** DATASET RECORDS **
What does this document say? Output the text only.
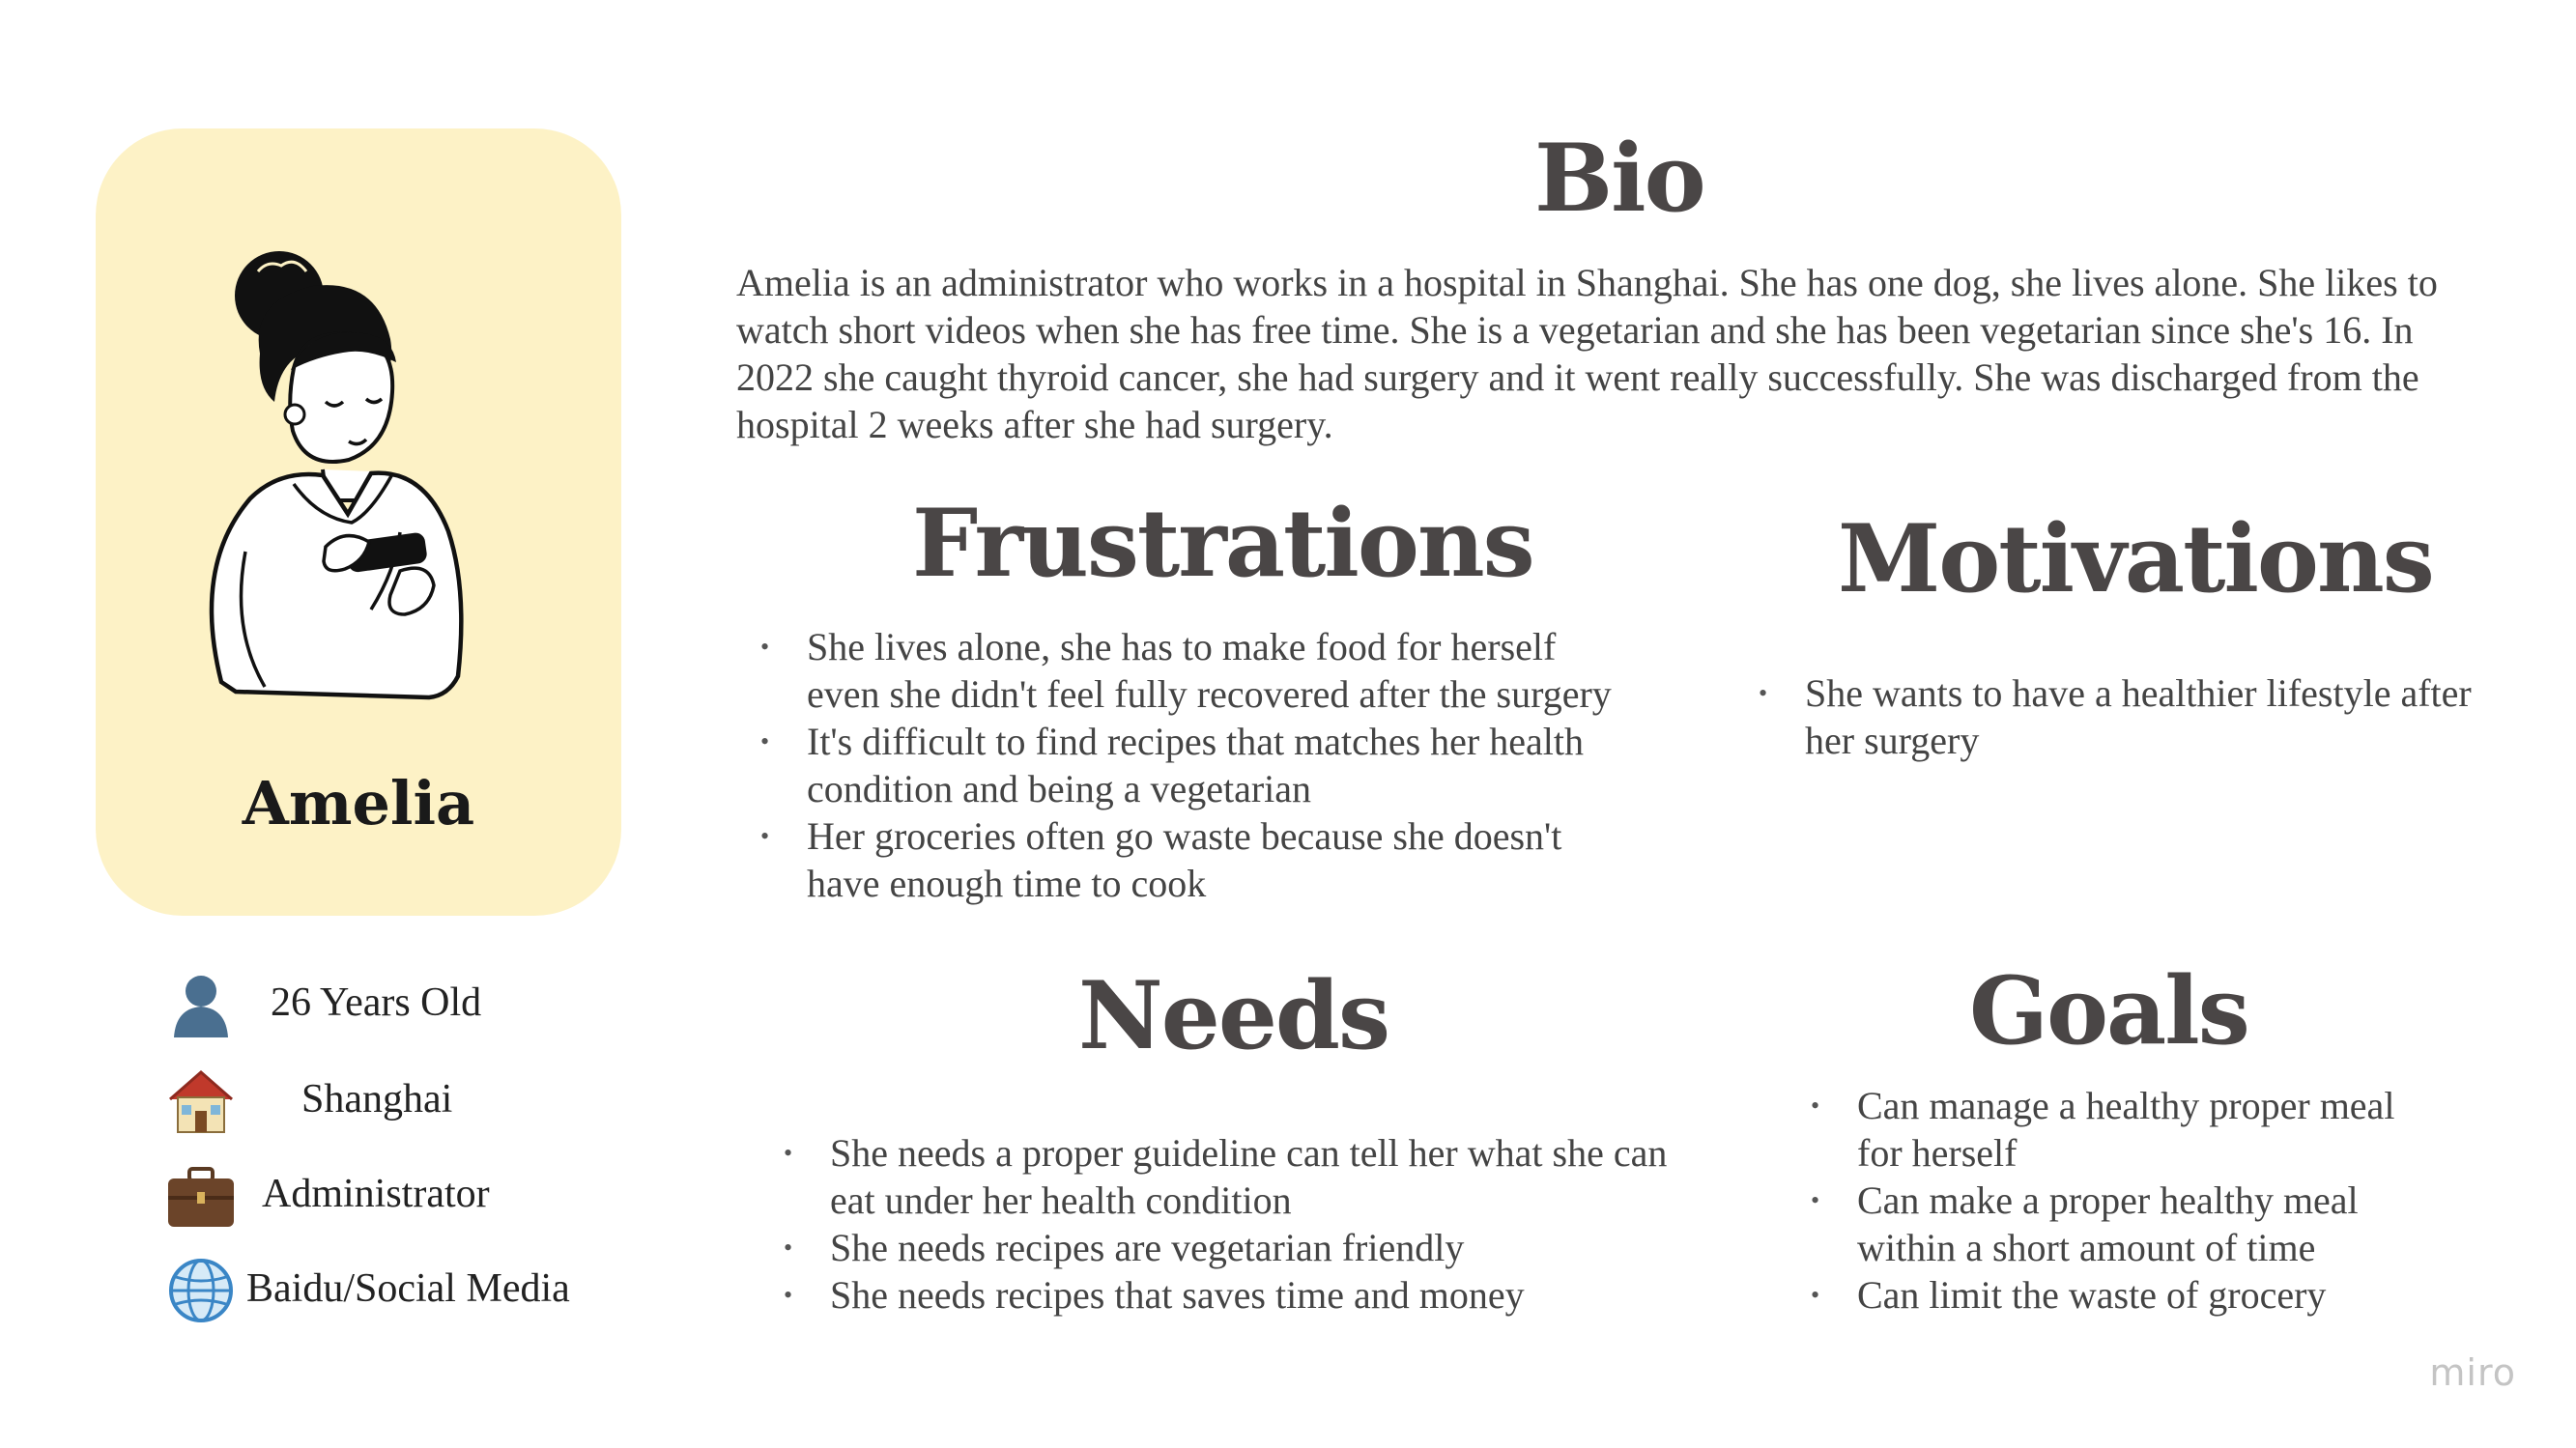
Amelia
26 Years Old
Shanghai
Administrator
Baidu/Social Media
Bio
Amelia is an administrator who works in a hospital in Shanghai. She has one dog, she lives alone. She likes to watch short videos when she has free time. She is a vegetarian and she has been vegetarian since she's 16. In 2022 she caught thyroid cancer, she had surgery and it went really successfully. She was discharged from the hospital 2 weeks after she had surgery.
Frustrations
• She lives alone, she has to make food for herself even she didn't feel fully recovered after the surgery
• It's difficult to find recipes that matches her health condition and being a vegetarian
• Her groceries often go waste because she doesn't have enough time to cook
Motivations
• She wants to have a healthier lifestyle after her surgery
Needs
• She needs a proper guideline can tell her what she can eat under her health condition
• She needs recipes are vegetarian friendly
• She needs recipes that saves time and money
Goals
• Can manage a healthy proper meal for herself
• Can make a proper healthy meal within a short amount of time
• Can limit the waste of grocery
miro
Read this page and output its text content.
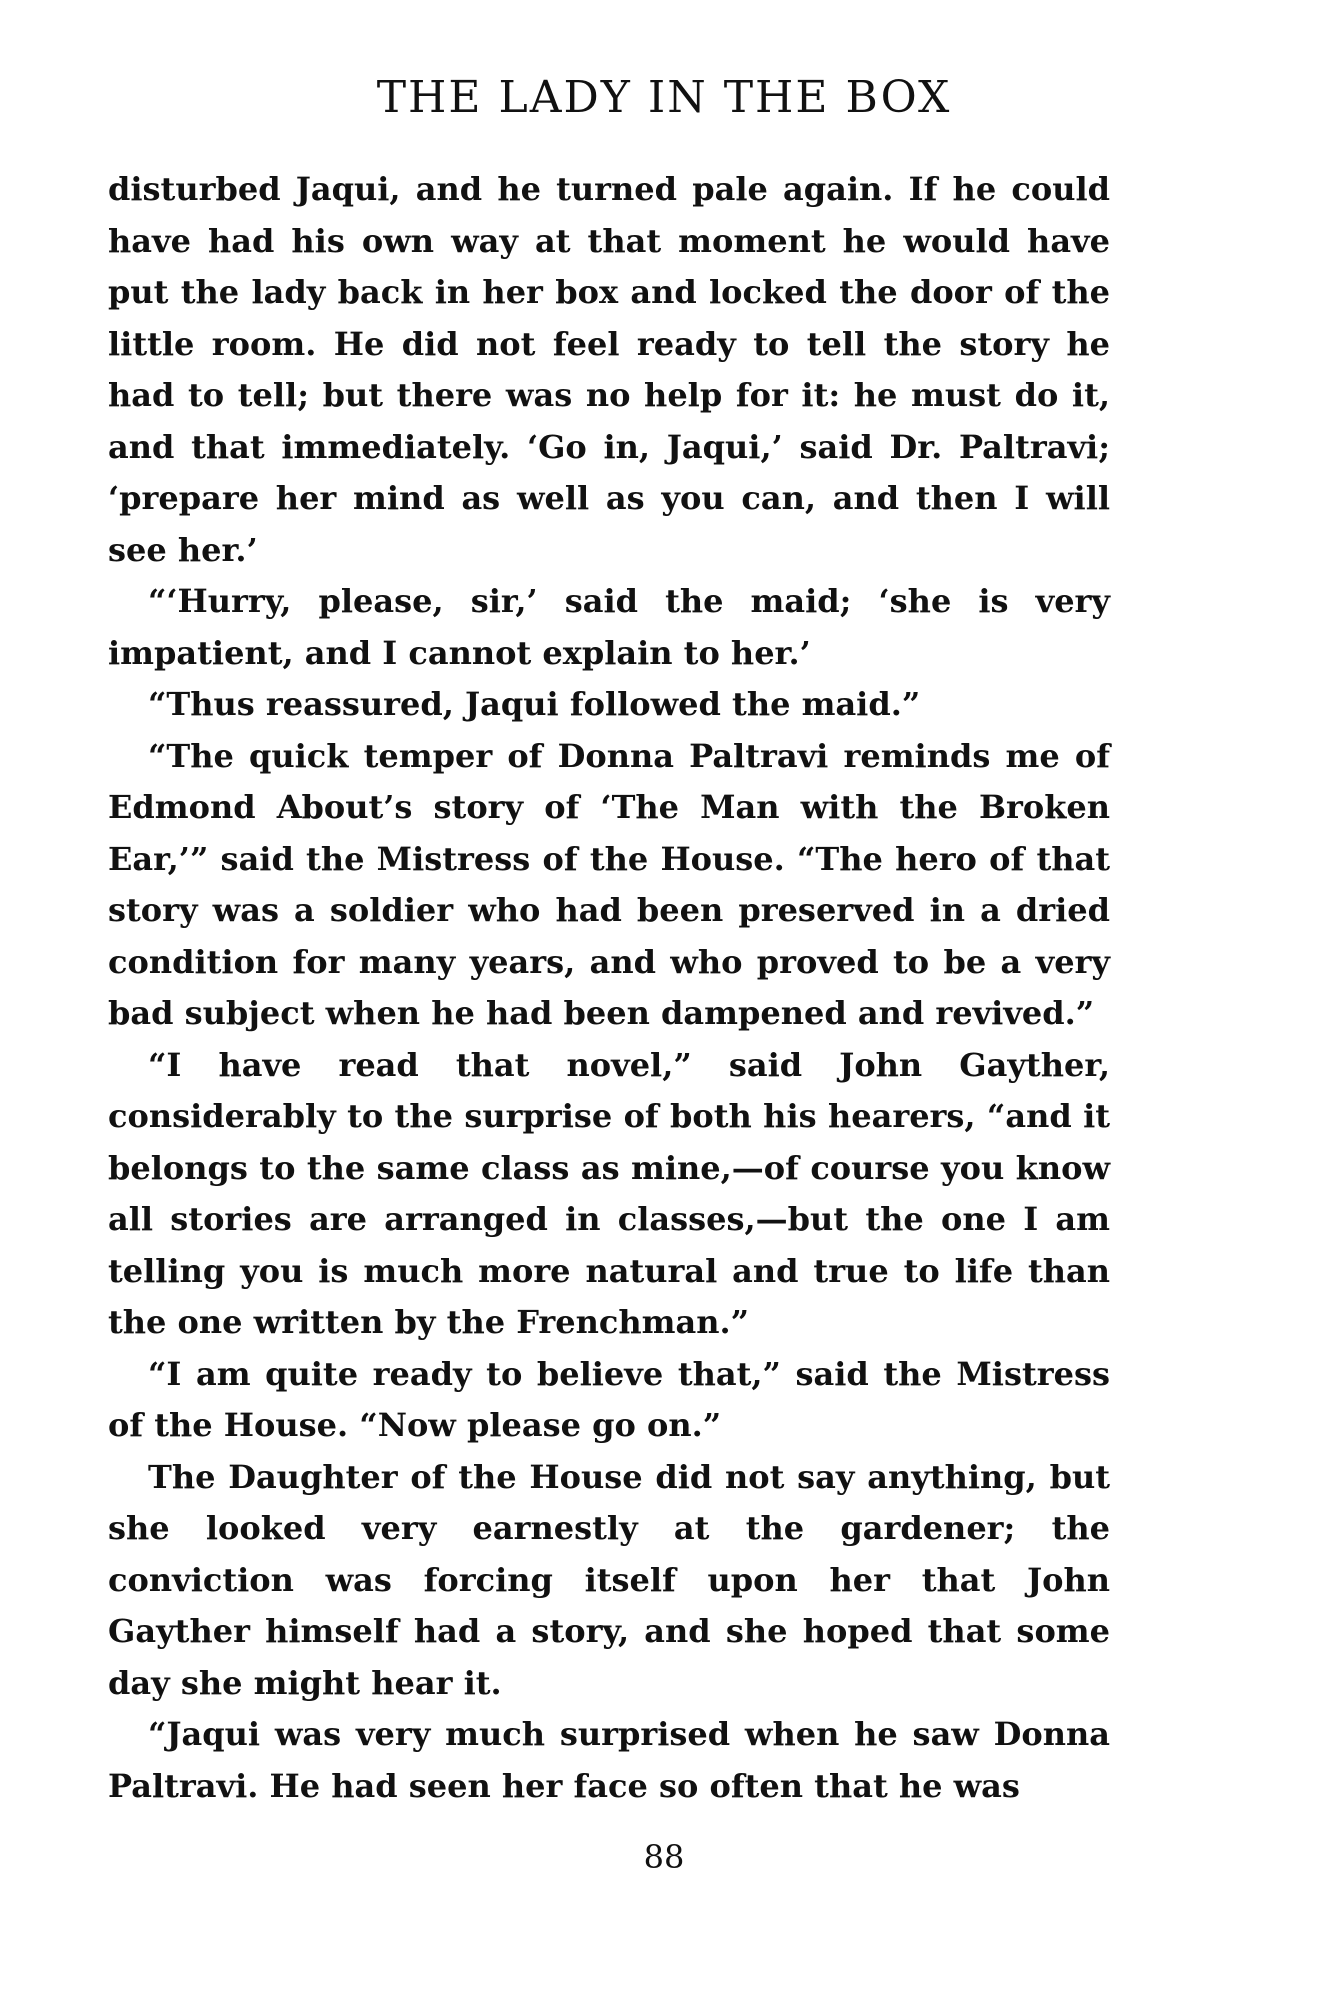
THE LADY IN THE BOX

disturbed Jaqui, and he turned pale again. If he could have had his own way at that moment he would have put the lady back in her box and locked the door of the little room. He did not feel ready to tell the story he had to tell; but there was no help for it: he must do it, and that immediately. ‘Go in, Jaqui,’ said Dr. Paltravi; ‘prepare her mind as well as you can, and then I will see her.’

“‘Hurry, please, sir,’ said the maid; ‘she is very impatient, and I cannot explain to her.’

“Thus reassured, Jaqui followed the maid.”

“The quick temper of Donna Paltravi reminds me of Edmond About’s story of ‘The Man with the Broken Ear,’” said the Mistress of the House. “The hero of that story was a soldier who had been preserved in a dried condition for many years, and who proved to be a very bad subject when he had been dampened and revived.”

“I have read that novel,” said John Gayther, considerably to the surprise of both his hearers, “and it belongs to the same class as mine,—of course you know all stories are arranged in classes,—but the one I am telling you is much more natural and true to life than the one written by the Frenchman.”

“I am quite ready to believe that,” said the Mistress of the House. “Now please go on.”

The Daughter of the House did not say anything, but she looked very earnestly at the gardener; the conviction was forcing itself upon her that John Gayther himself had a story, and she hoped that some day she might hear it.

“Jaqui was very much surprised when he saw Donna Paltravi. He had seen her face so often that he was

88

** OBJECTIVE **
Repeat each entry above word for word, leaving every picture out.

** SOLUTION TO THIS PROBLEM **
What does this document say? Output the text only.
Amelia
26 Years Old
Shanghai
Administrator
Baidu/Social Media
Bio
Amelia is an administrator who works in a hospital in Shanghai. She has one dog, she lives alone. She likes to watch short videos when she has free time. She is a vegetarian and she has been vegetarian since she's 16. In 2022 she caught thyroid cancer, she had surgery and it went really successfully. She was discharged from the hospital 2 weeks after she had surgery.
Frustrations
• She lives alone, she has to make food for herself even she didn't feel fully recovered after the surgery
• It's difficult to find recipes that matches her health condition and being a vegetarian
• Her groceries often go waste because she doesn't have enough time to cook
Motivations
• She wants to have a healthier lifestyle after her surgery
Needs
• She needs a proper guideline can tell her what she can eat under her health condition
• She needs recipes are vegetarian friendly
• She needs recipes that saves time and money
Goals
• Can manage a healthy proper meal for herself
• Can make a proper healthy meal within a short amount of time
• Can limit the waste of grocery
miro
Read this page and output its text content.
THE LADY IN THE BOX

disturbed Jaqui, and he turned pale again. If he could have had his own way at that moment he would have put the lady back in her box and locked the door of the little room. He did not feel ready to tell the story he had to tell; but there was no help for it: he must do it, and that immediately. ‘Go in, Jaqui,’ said Dr. Paltravi; ‘prepare her mind as well as you can, and then I will see her.’

“‘Hurry, please, sir,’ said the maid; ‘she is very impatient, and I cannot explain to her.’

“Thus reassured, Jaqui followed the maid.”

“The quick temper of Donna Paltravi reminds me of Edmond About’s story of ‘The Man with the Broken Ear,’” said the Mistress of the House. “The hero of that story was a soldier who had been preserved in a dried condition for many years, and who proved to be a very bad subject when he had been dampened and revived.”

“I have read that novel,” said John Gayther, considerably to the surprise of both his hearers, “and it belongs to the same class as mine,—of course you know all stories are arranged in classes,—but the one I am telling you is much more natural and true to life than the one written by the Frenchman.”

“I am quite ready to believe that,” said the Mistress of the House. “Now please go on.”

The Daughter of the House did not say anything, but she looked very earnestly at the gardener; the conviction was forcing itself upon her that John Gayther himself had a story, and she hoped that some day she might hear it.

“Jaqui was very much surprised when he saw Donna Paltravi. He had seen her face so often that he was

88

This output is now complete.